**YOUR INSTRUCTIONS:**
Look for the string "combien" in every line, and copy each line that has it.

-------- TASK INPUT --------

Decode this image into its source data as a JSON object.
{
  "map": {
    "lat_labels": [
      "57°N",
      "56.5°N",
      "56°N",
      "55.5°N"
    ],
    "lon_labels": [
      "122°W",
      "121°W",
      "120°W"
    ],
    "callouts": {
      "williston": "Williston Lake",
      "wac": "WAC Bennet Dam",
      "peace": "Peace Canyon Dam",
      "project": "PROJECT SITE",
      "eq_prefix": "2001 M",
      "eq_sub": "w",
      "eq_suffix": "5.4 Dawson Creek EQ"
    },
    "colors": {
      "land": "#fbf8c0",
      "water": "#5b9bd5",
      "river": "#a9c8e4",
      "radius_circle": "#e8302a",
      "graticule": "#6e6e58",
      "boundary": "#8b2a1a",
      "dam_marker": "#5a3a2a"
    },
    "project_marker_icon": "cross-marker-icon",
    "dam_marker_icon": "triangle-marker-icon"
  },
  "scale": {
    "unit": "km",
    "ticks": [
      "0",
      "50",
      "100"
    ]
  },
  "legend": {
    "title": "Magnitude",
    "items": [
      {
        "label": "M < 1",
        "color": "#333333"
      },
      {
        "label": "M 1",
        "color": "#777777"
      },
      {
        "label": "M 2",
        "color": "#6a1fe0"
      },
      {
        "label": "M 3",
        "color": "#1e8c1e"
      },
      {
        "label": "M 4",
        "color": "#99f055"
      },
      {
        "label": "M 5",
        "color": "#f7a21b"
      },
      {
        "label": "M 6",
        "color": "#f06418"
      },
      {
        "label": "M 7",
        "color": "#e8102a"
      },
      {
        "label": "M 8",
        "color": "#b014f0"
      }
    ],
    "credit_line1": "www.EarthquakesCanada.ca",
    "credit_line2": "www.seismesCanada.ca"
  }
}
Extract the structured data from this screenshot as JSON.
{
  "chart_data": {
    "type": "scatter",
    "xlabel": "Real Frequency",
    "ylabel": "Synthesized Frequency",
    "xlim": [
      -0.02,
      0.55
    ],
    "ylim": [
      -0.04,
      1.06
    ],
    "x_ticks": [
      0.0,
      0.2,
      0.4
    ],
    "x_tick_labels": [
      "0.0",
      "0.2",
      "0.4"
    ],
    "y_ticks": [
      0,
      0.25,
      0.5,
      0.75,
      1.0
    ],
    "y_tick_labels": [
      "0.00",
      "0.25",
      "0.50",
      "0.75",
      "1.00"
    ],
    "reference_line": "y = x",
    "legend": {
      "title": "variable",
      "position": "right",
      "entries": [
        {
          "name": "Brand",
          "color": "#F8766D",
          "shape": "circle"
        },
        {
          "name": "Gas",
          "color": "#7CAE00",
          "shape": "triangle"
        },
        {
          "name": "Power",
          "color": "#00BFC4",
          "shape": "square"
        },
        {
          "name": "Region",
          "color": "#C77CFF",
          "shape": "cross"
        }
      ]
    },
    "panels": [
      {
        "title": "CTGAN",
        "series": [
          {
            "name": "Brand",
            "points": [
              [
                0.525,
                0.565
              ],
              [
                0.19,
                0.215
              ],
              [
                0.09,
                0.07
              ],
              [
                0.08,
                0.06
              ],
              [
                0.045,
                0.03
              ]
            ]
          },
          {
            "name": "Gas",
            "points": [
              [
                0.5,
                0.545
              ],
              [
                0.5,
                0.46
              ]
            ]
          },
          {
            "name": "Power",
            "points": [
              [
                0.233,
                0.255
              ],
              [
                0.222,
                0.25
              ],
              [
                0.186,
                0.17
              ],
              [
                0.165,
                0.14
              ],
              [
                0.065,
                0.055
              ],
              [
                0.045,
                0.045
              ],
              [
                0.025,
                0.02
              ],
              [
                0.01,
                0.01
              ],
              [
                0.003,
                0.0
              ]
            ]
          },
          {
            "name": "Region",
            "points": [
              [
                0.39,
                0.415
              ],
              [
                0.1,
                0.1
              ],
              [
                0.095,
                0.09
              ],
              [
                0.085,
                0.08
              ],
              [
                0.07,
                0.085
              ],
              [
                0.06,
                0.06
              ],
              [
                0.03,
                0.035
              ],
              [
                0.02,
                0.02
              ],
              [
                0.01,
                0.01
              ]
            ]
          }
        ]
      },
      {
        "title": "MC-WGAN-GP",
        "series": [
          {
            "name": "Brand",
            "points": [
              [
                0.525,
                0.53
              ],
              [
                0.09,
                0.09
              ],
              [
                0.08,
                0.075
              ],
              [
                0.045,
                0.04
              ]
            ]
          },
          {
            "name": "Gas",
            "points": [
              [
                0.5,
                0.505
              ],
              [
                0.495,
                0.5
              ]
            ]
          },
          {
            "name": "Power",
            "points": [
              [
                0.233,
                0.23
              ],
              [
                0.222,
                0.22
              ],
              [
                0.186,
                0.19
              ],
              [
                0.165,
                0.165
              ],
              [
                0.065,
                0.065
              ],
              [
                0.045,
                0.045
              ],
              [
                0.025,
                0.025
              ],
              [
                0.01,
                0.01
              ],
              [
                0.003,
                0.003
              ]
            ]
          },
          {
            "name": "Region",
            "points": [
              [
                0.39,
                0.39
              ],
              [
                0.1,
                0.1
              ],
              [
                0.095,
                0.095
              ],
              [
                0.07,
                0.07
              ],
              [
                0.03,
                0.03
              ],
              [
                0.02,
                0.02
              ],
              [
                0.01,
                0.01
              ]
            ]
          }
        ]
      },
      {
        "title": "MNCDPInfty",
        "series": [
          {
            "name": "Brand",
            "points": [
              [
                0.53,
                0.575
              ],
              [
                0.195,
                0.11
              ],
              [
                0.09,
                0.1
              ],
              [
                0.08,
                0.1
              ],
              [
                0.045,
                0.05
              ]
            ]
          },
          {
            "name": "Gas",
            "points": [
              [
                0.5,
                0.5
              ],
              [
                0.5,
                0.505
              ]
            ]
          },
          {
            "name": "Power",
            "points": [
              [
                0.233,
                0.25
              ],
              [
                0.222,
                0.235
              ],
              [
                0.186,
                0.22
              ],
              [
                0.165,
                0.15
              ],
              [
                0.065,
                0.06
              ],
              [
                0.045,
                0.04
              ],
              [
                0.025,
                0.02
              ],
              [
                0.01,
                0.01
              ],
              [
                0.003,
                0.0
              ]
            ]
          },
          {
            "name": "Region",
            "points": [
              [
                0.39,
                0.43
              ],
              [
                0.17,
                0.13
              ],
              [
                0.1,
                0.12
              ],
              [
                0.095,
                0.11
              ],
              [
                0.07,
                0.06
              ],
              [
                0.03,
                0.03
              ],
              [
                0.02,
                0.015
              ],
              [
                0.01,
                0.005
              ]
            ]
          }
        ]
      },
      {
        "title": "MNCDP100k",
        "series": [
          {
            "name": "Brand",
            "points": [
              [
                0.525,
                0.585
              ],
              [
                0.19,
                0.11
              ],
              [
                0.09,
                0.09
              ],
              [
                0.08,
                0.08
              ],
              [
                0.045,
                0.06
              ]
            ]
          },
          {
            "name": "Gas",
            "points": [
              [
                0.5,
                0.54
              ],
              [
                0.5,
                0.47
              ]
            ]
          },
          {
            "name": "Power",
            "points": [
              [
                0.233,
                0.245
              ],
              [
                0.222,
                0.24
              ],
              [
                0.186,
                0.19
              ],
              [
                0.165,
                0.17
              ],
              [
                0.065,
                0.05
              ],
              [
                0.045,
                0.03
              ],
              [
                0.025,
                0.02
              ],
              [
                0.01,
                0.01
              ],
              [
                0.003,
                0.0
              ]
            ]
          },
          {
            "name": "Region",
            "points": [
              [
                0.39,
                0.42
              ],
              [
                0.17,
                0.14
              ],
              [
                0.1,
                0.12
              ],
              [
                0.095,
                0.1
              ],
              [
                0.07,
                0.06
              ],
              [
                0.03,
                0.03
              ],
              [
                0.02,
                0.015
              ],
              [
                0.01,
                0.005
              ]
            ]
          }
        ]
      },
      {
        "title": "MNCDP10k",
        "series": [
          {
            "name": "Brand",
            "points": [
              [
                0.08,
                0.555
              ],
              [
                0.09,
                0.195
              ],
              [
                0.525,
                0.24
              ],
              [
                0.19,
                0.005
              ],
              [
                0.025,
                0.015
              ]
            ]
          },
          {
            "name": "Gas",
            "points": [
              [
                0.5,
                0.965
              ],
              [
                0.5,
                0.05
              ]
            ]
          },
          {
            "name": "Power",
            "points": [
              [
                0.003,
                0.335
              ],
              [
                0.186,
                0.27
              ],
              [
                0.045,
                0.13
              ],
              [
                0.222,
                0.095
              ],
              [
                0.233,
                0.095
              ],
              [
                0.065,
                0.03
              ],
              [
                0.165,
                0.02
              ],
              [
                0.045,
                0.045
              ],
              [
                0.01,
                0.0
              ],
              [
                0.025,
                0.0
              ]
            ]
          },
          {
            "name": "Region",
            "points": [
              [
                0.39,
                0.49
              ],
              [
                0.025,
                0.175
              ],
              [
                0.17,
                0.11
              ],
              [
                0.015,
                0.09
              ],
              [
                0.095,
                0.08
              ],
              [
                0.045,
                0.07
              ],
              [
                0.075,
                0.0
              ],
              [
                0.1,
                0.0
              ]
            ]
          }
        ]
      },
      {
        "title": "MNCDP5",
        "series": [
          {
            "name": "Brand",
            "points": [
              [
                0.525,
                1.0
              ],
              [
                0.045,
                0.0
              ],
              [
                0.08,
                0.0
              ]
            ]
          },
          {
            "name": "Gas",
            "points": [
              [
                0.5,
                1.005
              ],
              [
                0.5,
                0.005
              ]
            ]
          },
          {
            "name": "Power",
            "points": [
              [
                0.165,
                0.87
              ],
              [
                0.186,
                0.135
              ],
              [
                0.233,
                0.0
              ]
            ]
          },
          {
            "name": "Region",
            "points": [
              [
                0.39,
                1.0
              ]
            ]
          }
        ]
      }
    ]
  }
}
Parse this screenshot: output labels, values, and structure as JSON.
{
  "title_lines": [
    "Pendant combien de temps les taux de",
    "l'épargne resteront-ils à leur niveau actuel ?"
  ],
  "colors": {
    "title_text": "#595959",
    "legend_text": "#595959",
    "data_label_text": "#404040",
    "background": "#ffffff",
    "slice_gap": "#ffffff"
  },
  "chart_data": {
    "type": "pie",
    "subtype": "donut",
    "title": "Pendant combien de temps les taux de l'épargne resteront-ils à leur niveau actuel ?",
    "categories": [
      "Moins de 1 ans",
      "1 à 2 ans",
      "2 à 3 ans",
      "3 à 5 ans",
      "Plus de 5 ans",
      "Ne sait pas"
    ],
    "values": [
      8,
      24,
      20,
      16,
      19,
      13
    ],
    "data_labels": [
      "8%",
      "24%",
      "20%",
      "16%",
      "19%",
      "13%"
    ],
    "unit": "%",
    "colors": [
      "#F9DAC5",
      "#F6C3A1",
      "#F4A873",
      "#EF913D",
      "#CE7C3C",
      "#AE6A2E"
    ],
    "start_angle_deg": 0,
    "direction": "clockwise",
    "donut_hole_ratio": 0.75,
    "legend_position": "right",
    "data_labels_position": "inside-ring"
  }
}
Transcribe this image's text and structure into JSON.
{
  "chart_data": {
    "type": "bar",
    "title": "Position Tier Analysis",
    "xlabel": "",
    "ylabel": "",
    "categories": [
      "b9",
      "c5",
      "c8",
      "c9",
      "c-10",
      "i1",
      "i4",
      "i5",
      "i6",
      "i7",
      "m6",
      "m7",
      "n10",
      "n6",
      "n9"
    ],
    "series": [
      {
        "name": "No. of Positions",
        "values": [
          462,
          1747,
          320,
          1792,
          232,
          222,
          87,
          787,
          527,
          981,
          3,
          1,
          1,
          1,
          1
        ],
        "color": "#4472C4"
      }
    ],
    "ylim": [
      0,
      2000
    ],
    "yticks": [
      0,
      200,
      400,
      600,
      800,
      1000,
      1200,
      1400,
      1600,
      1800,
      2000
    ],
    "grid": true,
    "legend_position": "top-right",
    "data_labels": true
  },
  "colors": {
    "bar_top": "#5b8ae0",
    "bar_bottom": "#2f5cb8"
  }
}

--------

**WRITTEN SOLUTION:**
    "Pendant combien de temps les taux de",
    "title": "Pendant combien de temps les taux de l'épargne resteront-ils à leur niveau actuel ?",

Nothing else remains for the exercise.